TASK INSTRUCTIONS:
• A. Answer these questions about the list of explored solutions:
(i) Which kind of connection does it say is required for the identifier first feature?
(ii) Which parameter does the third solution use to force re-authentication?
(iii) Which response_mode value does it mention for silent auth?
• B. Quote the list of explored solutions between "3. Require Application" and "a single application/client.", inclusive.

═════ DOCUMENT EXTRACT ═════


Solutions Explored

  1. Use a Social Federated Login (OAuth2.0) and leverage the fact that it stores both the access_token and refresh_token
    • Problem: We need the identifier first feature for our connection. And that’s only possible with an Enterprise Connection
  2. Use the Enterprise OIDC Connection and expect that “Auth0 automatically syncs user profile data with each user login” according to this doc
    • Problem: Although the docs say “with each user login”, I don’t think that means once an Auth0 session is established or for silent auth’s with a response_mode=web_message & prompt=none
      • Both of these scenarios cause Auth0 to redirect back to the primary application without going back to Okta first. Which leads me to believe that there is no way that claims are being synced unless Auth0 is somehow storing and auto using the refresh token to fetch updated claims via the Okta /userinfo route. But I highly doubt that.
  3. Require Application to force re-auth as described in these docs (max_age param).
    • Problem: This works well, however it allows the application to define when the full upstream authentication happens. In our case, our applications are all first party and we desire that the sync between Okta AD group claims and Auth0 RBAC roles happens as part of the identity server logic and not determine by a single application/client.

═════ RECORDS PROVIDED ═════

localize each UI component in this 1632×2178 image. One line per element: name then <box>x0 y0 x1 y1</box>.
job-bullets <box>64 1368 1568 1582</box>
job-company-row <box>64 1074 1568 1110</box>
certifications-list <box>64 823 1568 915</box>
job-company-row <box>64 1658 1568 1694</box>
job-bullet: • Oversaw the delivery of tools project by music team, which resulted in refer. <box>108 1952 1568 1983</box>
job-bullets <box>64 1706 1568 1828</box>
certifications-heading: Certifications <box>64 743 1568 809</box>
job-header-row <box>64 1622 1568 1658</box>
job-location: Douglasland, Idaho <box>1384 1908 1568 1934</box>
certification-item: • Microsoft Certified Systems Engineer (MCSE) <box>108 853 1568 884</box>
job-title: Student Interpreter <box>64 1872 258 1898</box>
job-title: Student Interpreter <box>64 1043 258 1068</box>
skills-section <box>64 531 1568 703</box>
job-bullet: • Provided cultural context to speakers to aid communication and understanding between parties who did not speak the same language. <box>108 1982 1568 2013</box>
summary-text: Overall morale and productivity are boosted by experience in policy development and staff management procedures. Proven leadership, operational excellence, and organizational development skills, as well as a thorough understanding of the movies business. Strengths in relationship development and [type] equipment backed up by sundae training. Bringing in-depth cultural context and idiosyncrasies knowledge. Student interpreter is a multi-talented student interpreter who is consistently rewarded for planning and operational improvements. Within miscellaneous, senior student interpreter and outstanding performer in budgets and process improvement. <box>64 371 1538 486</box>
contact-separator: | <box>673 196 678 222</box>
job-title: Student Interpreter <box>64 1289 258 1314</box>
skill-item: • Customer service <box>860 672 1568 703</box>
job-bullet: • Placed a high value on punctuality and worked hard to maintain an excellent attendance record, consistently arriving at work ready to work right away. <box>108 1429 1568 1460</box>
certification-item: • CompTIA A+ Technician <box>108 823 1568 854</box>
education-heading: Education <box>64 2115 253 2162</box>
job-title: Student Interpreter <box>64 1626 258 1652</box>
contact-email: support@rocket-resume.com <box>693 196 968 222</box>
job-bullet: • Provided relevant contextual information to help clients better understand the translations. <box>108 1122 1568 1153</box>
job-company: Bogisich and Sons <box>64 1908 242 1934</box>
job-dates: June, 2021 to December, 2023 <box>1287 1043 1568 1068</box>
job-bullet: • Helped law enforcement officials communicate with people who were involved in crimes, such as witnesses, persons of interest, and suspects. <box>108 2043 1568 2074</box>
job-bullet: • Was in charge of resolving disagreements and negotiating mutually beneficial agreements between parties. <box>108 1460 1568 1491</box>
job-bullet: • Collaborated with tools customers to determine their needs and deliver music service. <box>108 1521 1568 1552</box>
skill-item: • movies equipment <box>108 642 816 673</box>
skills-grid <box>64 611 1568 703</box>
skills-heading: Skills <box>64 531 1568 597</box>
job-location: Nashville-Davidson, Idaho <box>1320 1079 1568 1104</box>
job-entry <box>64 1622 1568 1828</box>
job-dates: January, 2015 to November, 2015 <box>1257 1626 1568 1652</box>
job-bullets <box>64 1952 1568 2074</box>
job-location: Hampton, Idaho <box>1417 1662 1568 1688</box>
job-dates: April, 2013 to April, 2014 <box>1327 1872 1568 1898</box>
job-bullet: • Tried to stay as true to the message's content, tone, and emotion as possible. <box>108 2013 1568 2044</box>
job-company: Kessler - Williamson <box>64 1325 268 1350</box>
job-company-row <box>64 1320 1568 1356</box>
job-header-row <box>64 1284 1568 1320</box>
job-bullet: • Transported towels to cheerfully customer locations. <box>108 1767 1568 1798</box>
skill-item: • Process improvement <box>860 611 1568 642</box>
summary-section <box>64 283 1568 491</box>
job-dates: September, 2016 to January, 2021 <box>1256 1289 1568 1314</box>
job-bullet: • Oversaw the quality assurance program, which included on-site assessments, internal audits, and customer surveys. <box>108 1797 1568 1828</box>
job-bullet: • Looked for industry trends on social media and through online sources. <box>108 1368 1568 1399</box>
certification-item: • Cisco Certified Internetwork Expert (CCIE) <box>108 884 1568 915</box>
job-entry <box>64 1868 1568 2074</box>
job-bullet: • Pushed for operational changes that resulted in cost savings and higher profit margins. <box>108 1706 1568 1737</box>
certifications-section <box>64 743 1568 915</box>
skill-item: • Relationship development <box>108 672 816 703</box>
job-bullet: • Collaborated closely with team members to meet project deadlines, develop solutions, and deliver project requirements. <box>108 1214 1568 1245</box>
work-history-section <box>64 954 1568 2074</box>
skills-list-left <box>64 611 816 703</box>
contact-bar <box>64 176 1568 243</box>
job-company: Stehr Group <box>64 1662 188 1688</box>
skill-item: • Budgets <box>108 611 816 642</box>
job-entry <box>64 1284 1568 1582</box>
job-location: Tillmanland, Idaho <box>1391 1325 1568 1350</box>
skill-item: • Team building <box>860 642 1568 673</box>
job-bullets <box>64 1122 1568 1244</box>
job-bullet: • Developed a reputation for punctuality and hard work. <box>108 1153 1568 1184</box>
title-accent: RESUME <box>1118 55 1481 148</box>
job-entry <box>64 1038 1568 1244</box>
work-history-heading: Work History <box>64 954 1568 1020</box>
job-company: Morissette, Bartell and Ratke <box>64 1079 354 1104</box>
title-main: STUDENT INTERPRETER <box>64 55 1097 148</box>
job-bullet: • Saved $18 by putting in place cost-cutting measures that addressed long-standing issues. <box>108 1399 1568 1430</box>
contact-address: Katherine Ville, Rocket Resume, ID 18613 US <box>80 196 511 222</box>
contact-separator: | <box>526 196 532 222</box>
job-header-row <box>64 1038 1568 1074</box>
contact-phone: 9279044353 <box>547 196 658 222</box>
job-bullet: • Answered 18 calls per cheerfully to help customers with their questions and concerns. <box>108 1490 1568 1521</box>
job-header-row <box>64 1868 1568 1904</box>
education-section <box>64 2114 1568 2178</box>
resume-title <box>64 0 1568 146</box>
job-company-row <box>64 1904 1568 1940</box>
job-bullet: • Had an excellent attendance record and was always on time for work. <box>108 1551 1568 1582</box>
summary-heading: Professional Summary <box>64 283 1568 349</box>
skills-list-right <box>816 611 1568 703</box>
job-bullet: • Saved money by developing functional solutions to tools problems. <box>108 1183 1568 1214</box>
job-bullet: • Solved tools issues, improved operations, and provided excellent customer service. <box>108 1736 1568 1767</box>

═════

SOLUTIONS PER TASK:
• A.
(i) An Enterprise Connection.
(ii) The max_age parameter.
(iii) web_message.

• B.
3. Require Application to force re-auth as described in these docs (max_age param).
    • Problem: This works well, however it allows the application to define when the full upstream authentication happens. In our case, our applications are all first party and we desire that the sync between Okta AD group claims and Auth0 RBAC roles happens as part of the identity server logic and not determine by a single application/client.